▸ **YOUR GOAL**: Identify every line containing the word "bestanden" and reproduce each one.

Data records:
___
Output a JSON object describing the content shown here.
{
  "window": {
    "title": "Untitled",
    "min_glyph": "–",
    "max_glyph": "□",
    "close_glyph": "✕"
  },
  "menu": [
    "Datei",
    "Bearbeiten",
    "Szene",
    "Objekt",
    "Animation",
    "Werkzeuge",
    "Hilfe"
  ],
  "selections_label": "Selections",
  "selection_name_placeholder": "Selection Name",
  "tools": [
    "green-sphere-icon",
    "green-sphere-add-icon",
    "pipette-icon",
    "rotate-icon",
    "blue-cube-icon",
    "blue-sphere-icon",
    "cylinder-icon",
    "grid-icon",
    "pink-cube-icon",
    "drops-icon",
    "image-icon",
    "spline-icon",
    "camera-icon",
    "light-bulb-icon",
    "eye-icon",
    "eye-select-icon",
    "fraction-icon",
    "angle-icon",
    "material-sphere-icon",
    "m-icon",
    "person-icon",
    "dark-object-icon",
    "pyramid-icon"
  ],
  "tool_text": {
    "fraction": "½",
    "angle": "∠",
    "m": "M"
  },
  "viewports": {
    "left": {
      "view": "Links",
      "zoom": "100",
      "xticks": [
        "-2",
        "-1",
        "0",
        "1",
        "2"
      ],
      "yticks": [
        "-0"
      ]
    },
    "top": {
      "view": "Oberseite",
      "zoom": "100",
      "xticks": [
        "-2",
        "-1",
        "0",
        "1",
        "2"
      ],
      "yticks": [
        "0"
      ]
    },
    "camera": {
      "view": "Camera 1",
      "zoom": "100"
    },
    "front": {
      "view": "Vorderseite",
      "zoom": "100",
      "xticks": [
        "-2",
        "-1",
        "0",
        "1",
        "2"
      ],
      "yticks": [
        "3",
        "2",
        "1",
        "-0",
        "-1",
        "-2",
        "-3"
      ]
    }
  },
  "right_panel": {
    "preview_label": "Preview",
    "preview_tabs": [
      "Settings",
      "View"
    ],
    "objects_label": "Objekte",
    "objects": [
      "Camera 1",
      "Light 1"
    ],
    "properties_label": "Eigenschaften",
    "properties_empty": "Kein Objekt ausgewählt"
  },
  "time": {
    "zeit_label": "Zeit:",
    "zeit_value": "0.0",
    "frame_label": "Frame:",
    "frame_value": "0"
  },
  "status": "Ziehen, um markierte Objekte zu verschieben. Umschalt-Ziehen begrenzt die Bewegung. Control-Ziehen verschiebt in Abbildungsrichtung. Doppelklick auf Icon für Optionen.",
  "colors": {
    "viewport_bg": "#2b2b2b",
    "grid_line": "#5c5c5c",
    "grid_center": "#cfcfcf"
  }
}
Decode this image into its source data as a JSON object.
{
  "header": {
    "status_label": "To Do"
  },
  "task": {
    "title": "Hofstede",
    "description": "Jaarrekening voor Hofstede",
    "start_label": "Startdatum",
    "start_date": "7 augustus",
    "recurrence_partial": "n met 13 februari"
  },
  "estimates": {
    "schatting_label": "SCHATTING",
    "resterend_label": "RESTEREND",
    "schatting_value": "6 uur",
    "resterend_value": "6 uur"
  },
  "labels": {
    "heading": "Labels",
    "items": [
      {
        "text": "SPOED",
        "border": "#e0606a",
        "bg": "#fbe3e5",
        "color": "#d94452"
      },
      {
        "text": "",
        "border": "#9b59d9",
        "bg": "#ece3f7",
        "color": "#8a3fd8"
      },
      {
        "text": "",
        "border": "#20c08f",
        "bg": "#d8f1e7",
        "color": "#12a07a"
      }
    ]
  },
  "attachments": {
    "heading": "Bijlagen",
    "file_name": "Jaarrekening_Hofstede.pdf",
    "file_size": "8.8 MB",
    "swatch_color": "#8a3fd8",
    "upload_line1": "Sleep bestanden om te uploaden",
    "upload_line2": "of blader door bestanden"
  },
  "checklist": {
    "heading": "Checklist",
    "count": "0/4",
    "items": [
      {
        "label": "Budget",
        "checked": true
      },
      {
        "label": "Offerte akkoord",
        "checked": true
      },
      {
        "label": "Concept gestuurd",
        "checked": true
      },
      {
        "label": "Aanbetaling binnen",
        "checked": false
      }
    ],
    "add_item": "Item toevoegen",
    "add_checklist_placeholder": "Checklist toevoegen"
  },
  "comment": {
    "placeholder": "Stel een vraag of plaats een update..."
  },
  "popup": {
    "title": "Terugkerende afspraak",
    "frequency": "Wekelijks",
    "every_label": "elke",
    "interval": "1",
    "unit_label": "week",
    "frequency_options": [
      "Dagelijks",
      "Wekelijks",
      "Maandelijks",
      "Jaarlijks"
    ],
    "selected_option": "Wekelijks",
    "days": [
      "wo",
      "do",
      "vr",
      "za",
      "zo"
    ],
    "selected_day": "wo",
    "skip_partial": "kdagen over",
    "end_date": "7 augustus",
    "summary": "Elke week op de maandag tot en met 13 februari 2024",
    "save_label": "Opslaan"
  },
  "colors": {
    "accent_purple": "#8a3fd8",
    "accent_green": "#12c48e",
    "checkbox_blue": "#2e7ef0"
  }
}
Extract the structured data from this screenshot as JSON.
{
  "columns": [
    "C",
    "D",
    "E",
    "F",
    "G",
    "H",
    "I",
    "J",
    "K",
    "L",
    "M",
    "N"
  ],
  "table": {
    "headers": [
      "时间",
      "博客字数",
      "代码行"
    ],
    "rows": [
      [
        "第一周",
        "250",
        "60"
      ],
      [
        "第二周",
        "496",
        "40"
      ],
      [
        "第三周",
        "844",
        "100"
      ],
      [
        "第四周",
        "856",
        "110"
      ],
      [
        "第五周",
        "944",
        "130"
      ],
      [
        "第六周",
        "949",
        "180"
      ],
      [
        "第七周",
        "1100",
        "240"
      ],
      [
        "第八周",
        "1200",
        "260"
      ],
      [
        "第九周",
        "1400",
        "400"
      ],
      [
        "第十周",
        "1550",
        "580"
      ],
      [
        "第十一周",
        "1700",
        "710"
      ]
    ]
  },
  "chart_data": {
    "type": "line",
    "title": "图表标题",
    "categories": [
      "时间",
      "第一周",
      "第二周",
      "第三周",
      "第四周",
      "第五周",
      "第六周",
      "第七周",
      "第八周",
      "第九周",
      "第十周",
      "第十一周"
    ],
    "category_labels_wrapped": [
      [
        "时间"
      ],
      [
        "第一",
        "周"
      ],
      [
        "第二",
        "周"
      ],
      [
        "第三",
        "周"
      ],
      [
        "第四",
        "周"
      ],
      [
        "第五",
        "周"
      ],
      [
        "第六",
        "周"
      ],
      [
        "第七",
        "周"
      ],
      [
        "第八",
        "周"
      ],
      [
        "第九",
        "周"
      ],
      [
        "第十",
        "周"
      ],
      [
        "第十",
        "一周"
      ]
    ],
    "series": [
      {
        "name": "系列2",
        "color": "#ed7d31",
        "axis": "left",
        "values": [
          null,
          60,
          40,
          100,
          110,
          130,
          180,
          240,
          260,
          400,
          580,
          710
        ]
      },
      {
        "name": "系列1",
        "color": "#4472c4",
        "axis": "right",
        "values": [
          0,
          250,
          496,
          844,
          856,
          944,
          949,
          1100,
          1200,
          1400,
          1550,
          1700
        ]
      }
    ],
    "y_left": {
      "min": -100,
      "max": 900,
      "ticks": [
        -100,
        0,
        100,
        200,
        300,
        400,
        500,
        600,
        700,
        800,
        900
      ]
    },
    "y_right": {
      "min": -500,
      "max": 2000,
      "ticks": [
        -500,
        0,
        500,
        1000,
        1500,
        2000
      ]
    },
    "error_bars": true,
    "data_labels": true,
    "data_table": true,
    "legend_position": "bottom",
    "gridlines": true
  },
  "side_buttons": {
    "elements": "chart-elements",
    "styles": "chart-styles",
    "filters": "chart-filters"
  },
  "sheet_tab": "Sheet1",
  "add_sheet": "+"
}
___
▸ **RESPONSE TO THIS TASK**:
    "upload_line1": "Sleep bestanden om te uploaden",
    "upload_line2": "of blader door bestanden"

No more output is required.